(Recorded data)

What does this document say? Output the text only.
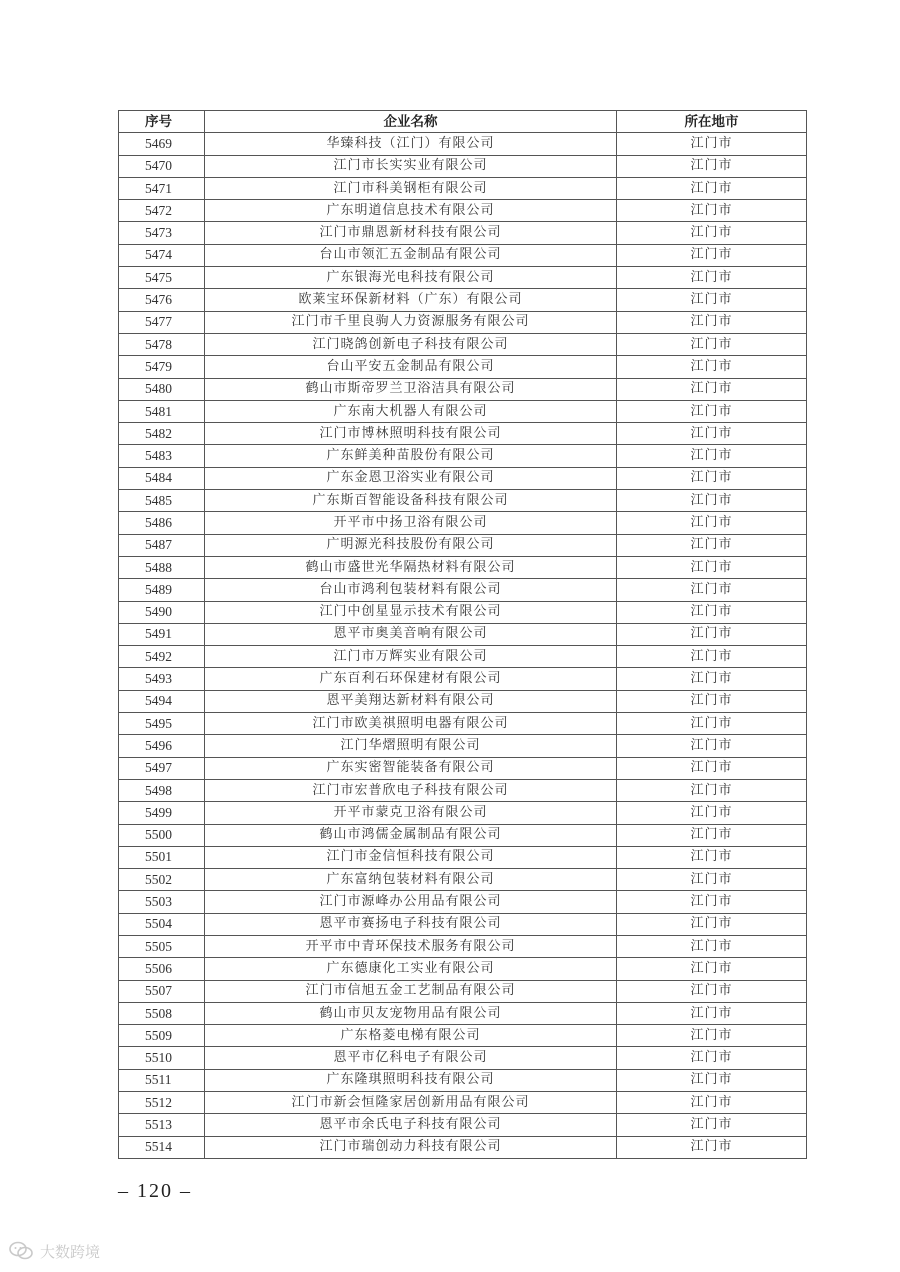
序号	企业名称	所在地市
5469	华臻科技（江门）有限公司	江门市
5470	江门市长实实业有限公司	江门市
5471	江门市科美钢柜有限公司	江门市
5472	广东明道信息技术有限公司	江门市
5473	江门市鼎恩新材科技有限公司	江门市
5474	台山市领汇五金制品有限公司	江门市
5475	广东银海光电科技有限公司	江门市
5476	欧莱宝环保新材料（广东）有限公司	江门市
5477	江门市千里良驹人力资源服务有限公司	江门市
5478	江门晓鸽创新电子科技有限公司	江门市
5479	台山平安五金制品有限公司	江门市
5480	鹤山市斯帝罗兰卫浴洁具有限公司	江门市
5481	广东南大机器人有限公司	江门市
5482	江门市博林照明科技有限公司	江门市
5483	广东鲜美种苗股份有限公司	江门市
5484	广东金恩卫浴实业有限公司	江门市
5485	广东斯百智能设备科技有限公司	江门市
5486	开平市中扬卫浴有限公司	江门市
5487	广明源光科技股份有限公司	江门市
5488	鹤山市盛世光华隔热材料有限公司	江门市
5489	台山市鸿利包装材料有限公司	江门市
5490	江门中创星显示技术有限公司	江门市
5491	恩平市奥美音响有限公司	江门市
5492	江门市万辉实业有限公司	江门市
5493	广东百利石环保建材有限公司	江门市
5494	恩平美翔达新材料有限公司	江门市
5495	江门市欧美祺照明电器有限公司	江门市
5496	江门华熠照明有限公司	江门市
5497	广东实密智能装备有限公司	江门市
5498	江门市宏普欣电子科技有限公司	江门市
5499	开平市蒙克卫浴有限公司	江门市
5500	鹤山市鸿儒金属制品有限公司	江门市
5501	江门市金信恒科技有限公司	江门市
5502	广东富纳包装材料有限公司	江门市
5503	江门市源峰办公用品有限公司	江门市
5504	恩平市赛扬电子科技有限公司	江门市
5505	开平市中青环保技术服务有限公司	江门市
5506	广东德康化工实业有限公司	江门市
5507	江门市信旭五金工艺制品有限公司	江门市
5508	鹤山市贝友宠物用品有限公司	江门市
5509	广东格菱电梯有限公司	江门市
5510	恩平市亿科电子有限公司	江门市
5511	广东隆琪照明科技有限公司	江门市
5512	江门市新会恒隆家居创新用品有限公司	江门市
5513	恩平市余氏电子科技有限公司	江门市
5514	江门市瑞创动力科技有限公司	江门市
– 120 –
大数跨境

[Task description]: From the material above, reproduce everything verbatim except the pictures.

[Answer to this exercise]:
What does this document say? Output the text only.
序号	企业名称	所在地市
5469	华臻科技（江门）有限公司	江门市
5470	江门市长实实业有限公司	江门市
5471	江门市科美钢柜有限公司	江门市
5472	广东明道信息技术有限公司	江门市
5473	江门市鼎恩新材科技有限公司	江门市
5474	台山市领汇五金制品有限公司	江门市
5475	广东银海光电科技有限公司	江门市
5476	欧莱宝环保新材料（广东）有限公司	江门市
5477	江门市千里良驹人力资源服务有限公司	江门市
5478	江门晓鸽创新电子科技有限公司	江门市
5479	台山平安五金制品有限公司	江门市
5480	鹤山市斯帝罗兰卫浴洁具有限公司	江门市
5481	广东南大机器人有限公司	江门市
5482	江门市博林照明科技有限公司	江门市
5483	广东鲜美种苗股份有限公司	江门市
5484	广东金恩卫浴实业有限公司	江门市
5485	广东斯百智能设备科技有限公司	江门市
5486	开平市中扬卫浴有限公司	江门市
5487	广明源光科技股份有限公司	江门市
5488	鹤山市盛世光华隔热材料有限公司	江门市
5489	台山市鸿利包装材料有限公司	江门市
5490	江门中创星显示技术有限公司	江门市
5491	恩平市奥美音响有限公司	江门市
5492	江门市万辉实业有限公司	江门市
5493	广东百利石环保建材有限公司	江门市
5494	恩平美翔达新材料有限公司	江门市
5495	江门市欧美祺照明电器有限公司	江门市
5496	江门华熠照明有限公司	江门市
5497	广东实密智能装备有限公司	江门市
5498	江门市宏普欣电子科技有限公司	江门市
5499	开平市蒙克卫浴有限公司	江门市
5500	鹤山市鸿儒金属制品有限公司	江门市
5501	江门市金信恒科技有限公司	江门市
5502	广东富纳包装材料有限公司	江门市
5503	江门市源峰办公用品有限公司	江门市
5504	恩平市赛扬电子科技有限公司	江门市
5505	开平市中青环保技术服务有限公司	江门市
5506	广东德康化工实业有限公司	江门市
5507	江门市信旭五金工艺制品有限公司	江门市
5508	鹤山市贝友宠物用品有限公司	江门市
5509	广东格菱电梯有限公司	江门市
5510	恩平市亿科电子有限公司	江门市
5511	广东隆琪照明科技有限公司	江门市
5512	江门市新会恒隆家居创新用品有限公司	江门市
5513	恩平市余氏电子科技有限公司	江门市
5514	江门市瑞创动力科技有限公司	江门市
– 120 –
大数跨境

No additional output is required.